======== Input material ========

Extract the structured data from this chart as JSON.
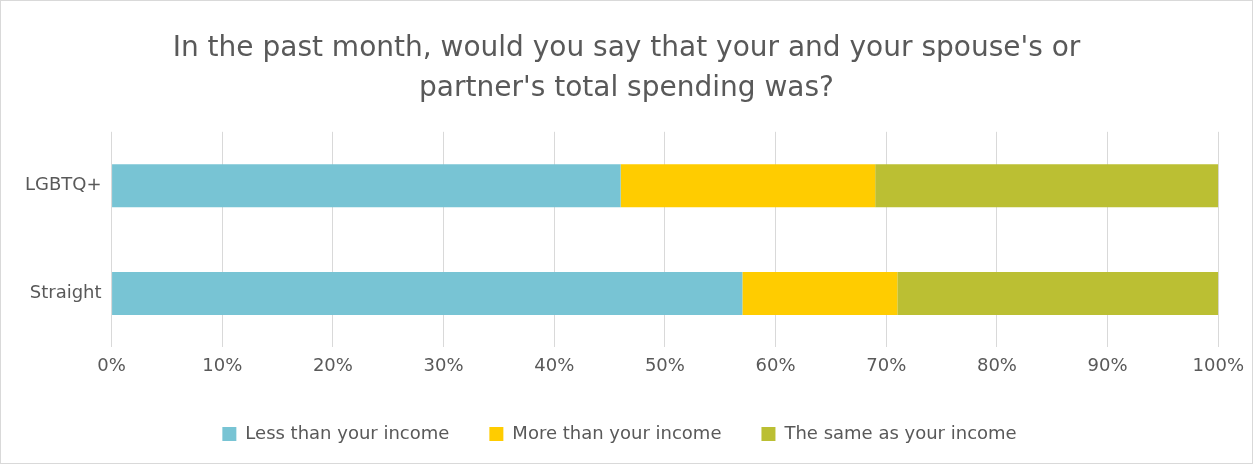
{
  "chart_data": {
    "type": "bar",
    "title": "In the past month, would you say that your and your spouse's or partner's total spending was?",
    "orientation": "horizontal",
    "stacked": true,
    "categories": [
      "LGBTQ+",
      "Straight"
    ],
    "series": [
      {
        "name": "Less than your income",
        "color": "#78c4d4",
        "values": [
          46,
          57
        ]
      },
      {
        "name": "More than your income",
        "color": "#ffcc00",
        "values": [
          23,
          14
        ]
      },
      {
        "name": "The same as your income",
        "color": "#bbbf33",
        "values": [
          31,
          29
        ]
      }
    ],
    "xlim": [
      0,
      100
    ],
    "xticks": [
      {
        "value": 0,
        "label": "0%"
      },
      {
        "value": 10,
        "label": "10%"
      },
      {
        "value": 20,
        "label": "20%"
      },
      {
        "value": 30,
        "label": "30%"
      },
      {
        "value": 40,
        "label": "40%"
      },
      {
        "value": 50,
        "label": "50%"
      },
      {
        "value": 60,
        "label": "60%"
      },
      {
        "value": 70,
        "label": "70%"
      },
      {
        "value": 80,
        "label": "80%"
      },
      {
        "value": 90,
        "label": "90%"
      },
      {
        "value": 100,
        "label": "100%"
      }
    ],
    "grid": "x",
    "legend": "bottom"
  }
}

========

* Written task *
Copy out all lines that carry the word "name".

* Written answer *
        "name": "Less than your income",
        "name": "More than your income",
        "name": "The same as your income",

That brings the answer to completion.